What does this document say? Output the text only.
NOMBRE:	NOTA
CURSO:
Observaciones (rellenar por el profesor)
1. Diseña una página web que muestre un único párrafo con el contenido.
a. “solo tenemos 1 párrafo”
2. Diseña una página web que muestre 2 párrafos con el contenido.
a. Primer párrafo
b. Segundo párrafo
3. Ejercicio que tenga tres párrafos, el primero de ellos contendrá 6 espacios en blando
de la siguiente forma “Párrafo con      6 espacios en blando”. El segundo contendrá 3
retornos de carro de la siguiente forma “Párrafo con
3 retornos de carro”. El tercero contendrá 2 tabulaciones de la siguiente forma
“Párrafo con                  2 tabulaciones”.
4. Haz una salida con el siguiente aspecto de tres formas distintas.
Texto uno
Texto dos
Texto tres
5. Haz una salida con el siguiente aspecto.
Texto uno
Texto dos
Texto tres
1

━━━━━━━━

- _EXERCISE GOAL_
Reproduce the listing above word for word.

- _EXERCISE ANSWER_
What does this document say? Output the text only.
NOMBRE:	NOTA
CURSO:
Observaciones (rellenar por el profesor)
1. Diseña una página web que muestre un único párrafo con el contenido.
a. “solo tenemos 1 párrafo”
2. Diseña una página web que muestre 2 párrafos con el contenido.
a. Primer párrafo
b. Segundo párrafo
3. Ejercicio que tenga tres párrafos, el primero de ellos contendrá 6 espacios en blando
de la siguiente forma “Párrafo con      6 espacios en blando”. El segundo contendrá 3
retornos de carro de la siguiente forma “Párrafo con
3 retornos de carro”. El tercero contendrá 2 tabulaciones de la siguiente forma
“Párrafo con                  2 tabulaciones”.
4. Haz una salida con el siguiente aspecto de tres formas distintas.
Texto uno
Texto dos
Texto tres
5. Haz una salida con el siguiente aspecto.
Texto uno
Texto dos
Texto tres
1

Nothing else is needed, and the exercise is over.